AIM OF THE EXERCISE:
Work out how many lines in the listing below include the word "предметы"; answer with the number alone.
--- START INPUT ROWS ---
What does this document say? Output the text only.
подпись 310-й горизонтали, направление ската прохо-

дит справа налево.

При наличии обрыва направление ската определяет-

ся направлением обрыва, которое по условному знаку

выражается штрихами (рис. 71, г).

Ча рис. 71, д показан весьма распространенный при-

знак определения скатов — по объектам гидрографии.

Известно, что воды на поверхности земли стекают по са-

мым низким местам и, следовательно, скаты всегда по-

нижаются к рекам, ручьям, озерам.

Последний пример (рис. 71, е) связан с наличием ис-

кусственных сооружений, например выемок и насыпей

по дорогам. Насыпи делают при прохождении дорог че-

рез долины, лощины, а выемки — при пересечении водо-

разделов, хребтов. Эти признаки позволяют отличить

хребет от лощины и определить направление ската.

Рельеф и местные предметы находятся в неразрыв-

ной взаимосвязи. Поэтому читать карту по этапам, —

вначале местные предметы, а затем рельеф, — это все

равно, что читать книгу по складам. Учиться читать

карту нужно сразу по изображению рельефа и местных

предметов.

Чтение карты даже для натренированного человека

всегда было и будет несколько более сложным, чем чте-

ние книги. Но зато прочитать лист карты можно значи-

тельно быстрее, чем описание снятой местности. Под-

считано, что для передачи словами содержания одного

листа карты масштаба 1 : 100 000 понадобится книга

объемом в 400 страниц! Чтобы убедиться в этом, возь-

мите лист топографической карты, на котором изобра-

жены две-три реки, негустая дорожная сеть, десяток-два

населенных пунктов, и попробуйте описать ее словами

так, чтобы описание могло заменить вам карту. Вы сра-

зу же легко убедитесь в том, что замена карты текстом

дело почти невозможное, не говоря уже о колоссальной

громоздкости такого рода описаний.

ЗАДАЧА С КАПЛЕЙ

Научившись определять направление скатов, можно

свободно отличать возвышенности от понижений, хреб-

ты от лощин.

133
--- END INPUT ROWS ---
CORRECT RESULT:
2